▶ Task:
Your task is to copy every line of this material exactly.

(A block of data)

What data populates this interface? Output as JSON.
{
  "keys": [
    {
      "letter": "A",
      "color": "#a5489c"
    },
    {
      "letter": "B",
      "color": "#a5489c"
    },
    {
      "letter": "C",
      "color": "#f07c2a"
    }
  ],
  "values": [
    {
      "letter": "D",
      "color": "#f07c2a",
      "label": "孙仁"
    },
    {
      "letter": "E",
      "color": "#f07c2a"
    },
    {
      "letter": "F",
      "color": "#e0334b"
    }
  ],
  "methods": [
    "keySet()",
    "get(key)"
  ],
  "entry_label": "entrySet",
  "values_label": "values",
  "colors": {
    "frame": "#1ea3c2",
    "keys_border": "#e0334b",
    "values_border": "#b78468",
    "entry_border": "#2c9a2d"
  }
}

▶ Full output:
What data populates this interface? Output as JSON.
{
  "keys": [
    {
      "letter": "A",
      "color": "#a5489c"
    },
    {
      "letter": "B",
      "color": "#a5489c"
    },
    {
      "letter": "C",
      "color": "#f07c2a"
    }
  ],
  "values": [
    {
      "letter": "D",
      "color": "#f07c2a",
      "label": "孙仁"
    },
    {
      "letter": "E",
      "color": "#f07c2a"
    },
    {
      "letter": "F",
      "color": "#e0334b"
    }
  ],
  "methods": [
    "keySet()",
    "get(key)"
  ],
  "entry_label": "entrySet",
  "values_label": "values",
  "colors": {
    "frame": "#1ea3c2",
    "keys_border": "#e0334b",
    "values_border": "#b78468",
    "entry_border": "#2c9a2d"
  }
}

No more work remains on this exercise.